__What is expected__
The entries below should be output exactly as written.

[Figure content listings]
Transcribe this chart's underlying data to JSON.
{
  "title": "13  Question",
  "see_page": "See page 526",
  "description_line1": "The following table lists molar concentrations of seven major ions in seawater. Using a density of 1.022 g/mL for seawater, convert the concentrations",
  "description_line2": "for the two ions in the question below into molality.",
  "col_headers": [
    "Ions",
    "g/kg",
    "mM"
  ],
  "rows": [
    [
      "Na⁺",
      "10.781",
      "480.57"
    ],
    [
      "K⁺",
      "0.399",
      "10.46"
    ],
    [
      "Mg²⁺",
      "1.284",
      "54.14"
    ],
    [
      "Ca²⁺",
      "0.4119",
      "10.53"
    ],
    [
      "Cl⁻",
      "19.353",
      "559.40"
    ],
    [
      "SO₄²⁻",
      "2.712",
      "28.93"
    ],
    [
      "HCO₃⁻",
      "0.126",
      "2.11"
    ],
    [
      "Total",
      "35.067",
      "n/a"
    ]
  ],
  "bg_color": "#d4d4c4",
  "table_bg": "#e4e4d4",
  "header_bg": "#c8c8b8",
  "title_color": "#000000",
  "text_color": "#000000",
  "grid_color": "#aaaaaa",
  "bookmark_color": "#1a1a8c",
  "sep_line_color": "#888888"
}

__Solved problem__
Transcribe this chart's underlying data to JSON.
{
  "title": "13  Question",
  "see_page": "See page 526",
  "description_line1": "The following table lists molar concentrations of seven major ions in seawater. Using a density of 1.022 g/mL for seawater, convert the concentrations",
  "description_line2": "for the two ions in the question below into molality.",
  "col_headers": [
    "Ions",
    "g/kg",
    "mM"
  ],
  "rows": [
    [
      "Na⁺",
      "10.781",
      "480.57"
    ],
    [
      "K⁺",
      "0.399",
      "10.46"
    ],
    [
      "Mg²⁺",
      "1.284",
      "54.14"
    ],
    [
      "Ca²⁺",
      "0.4119",
      "10.53"
    ],
    [
      "Cl⁻",
      "19.353",
      "559.40"
    ],
    [
      "SO₄²⁻",
      "2.712",
      "28.93"
    ],
    [
      "HCO₃⁻",
      "0.126",
      "2.11"
    ],
    [
      "Total",
      "35.067",
      "n/a"
    ]
  ],
  "bg_color": "#d4d4c4",
  "table_bg": "#e4e4d4",
  "header_bg": "#c8c8b8",
  "title_color": "#000000",
  "text_color": "#000000",
  "grid_color": "#aaaaaa",
  "bookmark_color": "#1a1a8c",
  "sep_line_color": "#888888"
}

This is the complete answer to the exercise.